### Document passage:
Offsets (32-bit): [0, 3, 3, 6]
Data: 'foobar'

UTF-8 Strings

table Utf8 {}         // 32-bit offsets
table LargeUtf8 {}    // 64-bit offsets
Same layout as Binary but:
  • Data must be valid UTF-8
  • Enables string operations
  • Semantic distinction for type checking

Binary View

table BinaryView {}   // New in 1.4
table Utf8View {}     // New in 1.4
Optimized for string operations:
View structure (16 bytes):

Inline strings (≤ 12 bytes):
  [length: 4 bytes][data: 12 bytes padded]

Out-of-line strings (> 12 bytes):
  [length: 4 bytes][prefix: 4 bytes][buffer_index: 4 bytes][offset: 4 bytes]
Advantages:
  • Small strings stored inline (no indirection)
  • Prefix enables fast comparisons
  • Multiple data buffers reduce fragmentation
  • Efficient slicing without data movement
Example:
["hi", "hello", "world", "x", "supercalifragilisticexpialidocious"]

Views buffer:
  [2, "hi" + padding]
  [5, "hello" + padding]
  [5, "world" + padding]
  [1, "x" + padding]
  [34, "supe", buf=0, offset=0]

Data buffer 0:
  "supercalifragilisticexpialidocious"

Fixed-Size Binary

table FixedSizeBinary {
  byteWidth: int;
}
Use Cases:
  • UUIDs (16 bytes)
  • Hashes (32 bytes)
  • IPv6 addresses (16 bytes)
  • Fixed-width encodings
FixedSizeBinary(16): [uuid1, uuid2, null, uuid3]

Validity: [1, 1, 0, 1]
Data: [16 bytes][16 bytes][16 bytes unspecified][16 bytes]

Nested Types

List Types

Variable-size lists:
table List {}           // 32-bit offsets
table LargeList {}      // 64-bit offsets
Type notation: List<T> where T is the element type Example: List<Int32>
Values: [[1, 2], null, [3, 4, 5], []]

List array:
  Validity: [1, 0, 1, 1]
  Offsets: [0, 2, 2, 5, 5]
  
Child array (Int32):
  Length: 5
  Values: [1, 2, 3, 4, 5]

List View

table ListView {}          // 32-bit (new in 1.4)
table LargeListView {}     // 64-bit (new in 1.4)

### Data section:
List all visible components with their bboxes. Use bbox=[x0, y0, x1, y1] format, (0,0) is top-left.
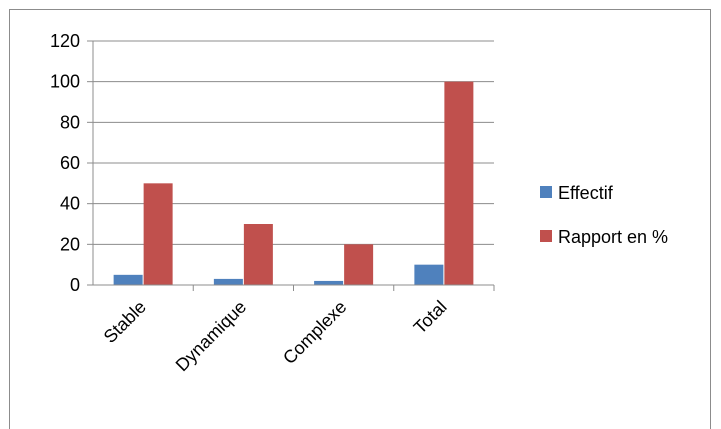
x-category-label: Complexe bbox=[279, 297, 350, 368]
bar-rapport-en-dynamique bbox=[243, 224, 273, 285]
bars bbox=[113, 81, 474, 286]
y-tick-label: 120 bbox=[50, 31, 80, 51]
y-tick-label: 60 bbox=[60, 153, 80, 173]
legend-swatch-rapport bbox=[540, 230, 552, 242]
legend: Effectif Rapport en % bbox=[540, 183, 668, 247]
bar-effectif-complexe bbox=[314, 280, 344, 285]
y-tick-label: 20 bbox=[60, 234, 80, 254]
y-tick-label: 40 bbox=[60, 194, 80, 214]
axes bbox=[92, 41, 494, 286]
bar-effectif-total bbox=[414, 264, 444, 285]
bar-effectif-stable bbox=[113, 274, 143, 285]
bar-rapport-en-complexe bbox=[344, 244, 374, 285]
y-tick-label: 80 bbox=[60, 112, 80, 132]
y-tick-label: 0 bbox=[70, 275, 80, 295]
legend-label-effectif: Effectif bbox=[558, 183, 614, 203]
chart-frame bbox=[9, 9, 711, 429]
y-tick-label: 100 bbox=[50, 72, 80, 92]
legend-label-rapport: Rapport en % bbox=[558, 227, 668, 247]
bar-effectif-dynamique bbox=[213, 278, 243, 285]
legend-swatch-effectif bbox=[540, 186, 552, 198]
bar-rapport-en-total bbox=[444, 81, 474, 286]
x-category-label: Total bbox=[410, 297, 451, 338]
bar-rapport-en-stable bbox=[143, 183, 173, 285]
x-category-label: Dynamique bbox=[172, 297, 251, 376]
y-tick-labels: 0 20 40 60 80 100 120 bbox=[50, 31, 80, 295]
x-category-labels: Stable Dynamique Complexe Total bbox=[100, 297, 451, 376]
x-category-label: Stable bbox=[100, 297, 150, 347]
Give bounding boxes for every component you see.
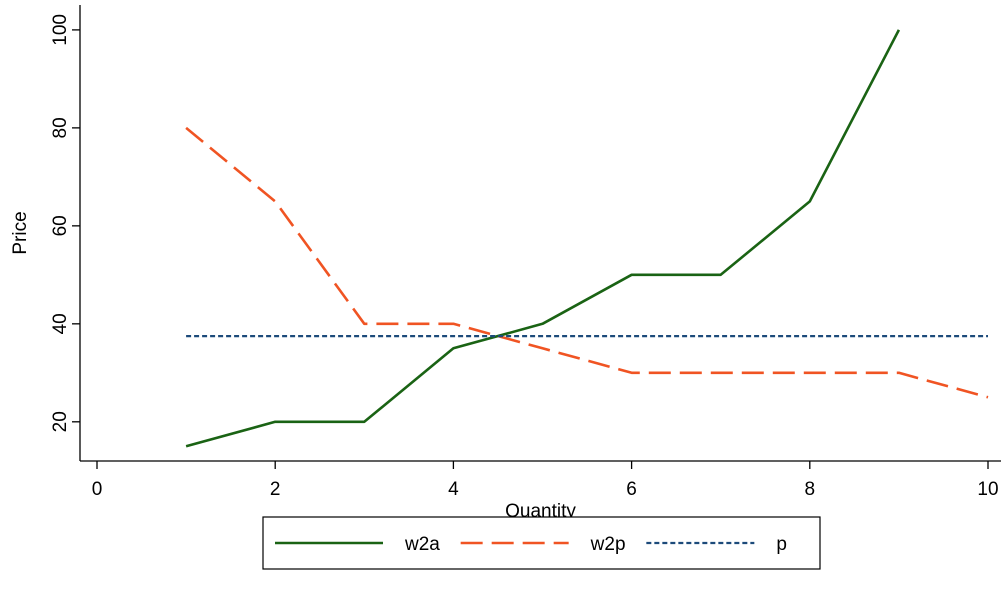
y-axis-title: Price — [10, 211, 31, 254]
legend-label-w2a: w2a — [404, 534, 440, 555]
legend-label-w2p: w2p — [590, 534, 626, 555]
x-tick-label: 4 — [448, 479, 459, 500]
y-tick-label: 80 — [50, 117, 71, 138]
x-tick-label: 0 — [92, 479, 103, 500]
y-tick-label: 100 — [50, 14, 71, 46]
y-axis: 20 40 60 80 100 — [50, 5, 81, 461]
y-tick-label: 40 — [50, 313, 71, 334]
legend: w2a w2p p — [262, 516, 821, 570]
x-tick-label: 8 — [805, 479, 816, 500]
plot-area — [185, 29, 989, 448]
x-tick-label: 6 — [626, 479, 637, 500]
legend-label-p: p — [776, 534, 787, 555]
series-line-w2a — [185, 29, 901, 448]
y-tick-label: 20 — [50, 411, 71, 432]
y-tick-label: 60 — [50, 215, 71, 236]
x-tick-label: 10 — [977, 479, 998, 500]
x-tick-label: 2 — [270, 479, 281, 500]
x-axis: 0 2 4 6 8 10 — [80, 460, 1001, 500]
series-line-w2p — [185, 126, 989, 399]
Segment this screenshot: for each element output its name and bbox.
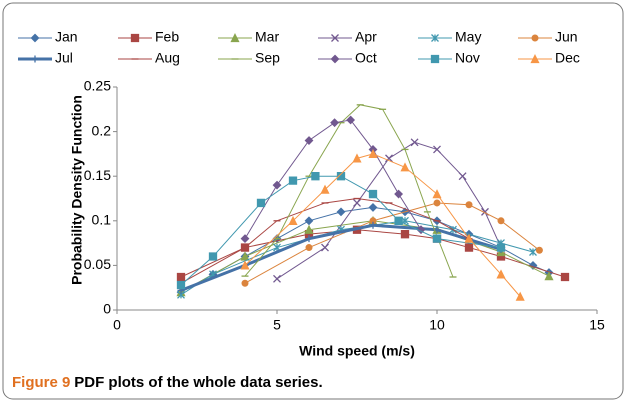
marker (288, 176, 298, 185)
marker (515, 291, 525, 301)
marker (368, 148, 378, 159)
marker (176, 280, 186, 290)
marker (320, 184, 330, 194)
marker (464, 243, 474, 252)
series-line (244, 119, 422, 239)
marker (305, 244, 313, 252)
legend-label: Aug (155, 50, 180, 66)
legend-marker (31, 55, 39, 63)
legend-label: Mar (255, 29, 279, 45)
marker (369, 221, 377, 229)
legend-label: Feb (155, 29, 179, 45)
legend-marker (330, 54, 340, 64)
marker (529, 248, 537, 256)
marker (304, 136, 314, 145)
legend-label: Jun (555, 29, 578, 45)
x-axis-title: Wind speed (m/s) (299, 343, 415, 359)
marker (330, 118, 340, 128)
marker (288, 215, 298, 225)
legend-label: Jan (55, 29, 78, 45)
series-line (244, 153, 521, 297)
x-tick-label: 10 (429, 317, 445, 333)
legend-label: May (455, 29, 481, 45)
marker (496, 269, 506, 279)
marker (497, 217, 505, 225)
caption: Figure 9 PDF plots of the whole data ser… (12, 374, 323, 391)
legend-marker (430, 54, 440, 64)
marker (400, 162, 410, 172)
x-tick-label: 0 (113, 317, 121, 333)
series-line (180, 223, 502, 292)
marker (346, 115, 356, 125)
marker (496, 243, 506, 252)
y-tick-label: 0.05 (84, 256, 111, 272)
marker (433, 145, 441, 154)
marker (394, 216, 403, 225)
marker (176, 272, 186, 282)
marker (336, 207, 346, 217)
marker (394, 189, 404, 199)
caption-label: Figure 9 (12, 374, 70, 391)
marker (464, 233, 474, 243)
marker (256, 198, 266, 208)
marker (304, 224, 314, 234)
marker (410, 138, 419, 147)
marker (368, 189, 378, 199)
legend-marker (530, 54, 540, 64)
y-tick-label: 0 (103, 301, 111, 317)
legend-label: Dec (555, 50, 580, 66)
y-axis-title: Probability Density Function (69, 95, 85, 285)
y-tick-label: 0.1 (92, 212, 112, 228)
legend-marker (130, 33, 140, 43)
legend-label: Sep (255, 50, 280, 66)
marker (465, 201, 473, 209)
marker (400, 230, 410, 239)
marker (240, 234, 250, 244)
y-tick-label: 0.15 (84, 167, 111, 183)
marker (272, 180, 282, 190)
legend-label: Nov (455, 50, 480, 66)
y-tick-label: 0.2 (92, 122, 112, 138)
marker (241, 279, 249, 287)
legend-marker (331, 34, 339, 42)
legend-marker (30, 33, 40, 43)
x-tick-label: 15 (589, 317, 605, 333)
marker (273, 274, 281, 283)
series-line (180, 175, 502, 286)
marker (208, 252, 218, 261)
marker (433, 199, 441, 207)
legend-label: Apr (355, 29, 377, 45)
marker (352, 153, 362, 163)
marker (240, 251, 250, 261)
legend-marker (431, 34, 439, 42)
marker (353, 199, 361, 207)
marker (385, 154, 393, 163)
marker (544, 271, 554, 281)
series-line (180, 197, 470, 284)
marker (535, 246, 543, 254)
marker (458, 172, 467, 181)
legend-marker (531, 34, 539, 42)
marker (304, 216, 314, 226)
marker (432, 234, 442, 243)
marker (369, 217, 377, 225)
caption-text: PDF plots of the whole data series. (74, 374, 322, 391)
marker (432, 189, 442, 199)
marker (560, 272, 570, 282)
legend-label: Jul (55, 50, 73, 66)
marker (321, 243, 329, 252)
legend-label: Oct (355, 50, 377, 66)
marker (311, 172, 320, 181)
marker (305, 235, 313, 243)
legend-marker (230, 33, 240, 43)
x-tick-label: 5 (273, 317, 281, 333)
y-tick-label: 0.25 (84, 78, 111, 94)
marker (368, 203, 378, 212)
marker (240, 260, 250, 270)
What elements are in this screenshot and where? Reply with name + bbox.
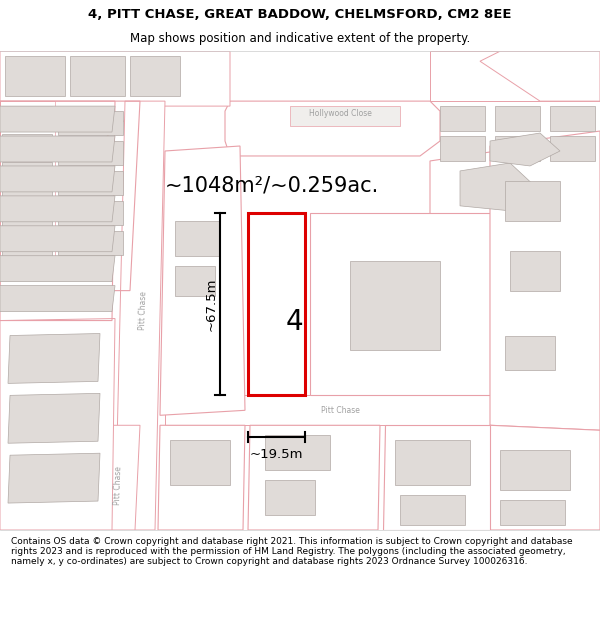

### To do:
(1) Set down, word for word, the part of the passage on binary and nested data layouts from "Out-of-line strings (>" up to and including "inline (no indirection)".
(2) In the passage on binary and nested data layouts, what does the Binary View layout gain by storing short strings inline and by keeping a four-byte prefix for longer ones?

### Solutions to the tasks:
(1)
Out-of-line strings (> 12 bytes):
  [length: 4 bytes][prefix: 4 bytes][buffer_index: 4 bytes][offset: 4 bytes]
Advantages:
  • Small strings stored inline (no indirection)

(2) Strings of 12 bytes or fewer are stored inline in the view, so reading them requires no indirection. For strings longer than 12 bytes, the view holds a 4-byte prefix, which enables fast comparisons.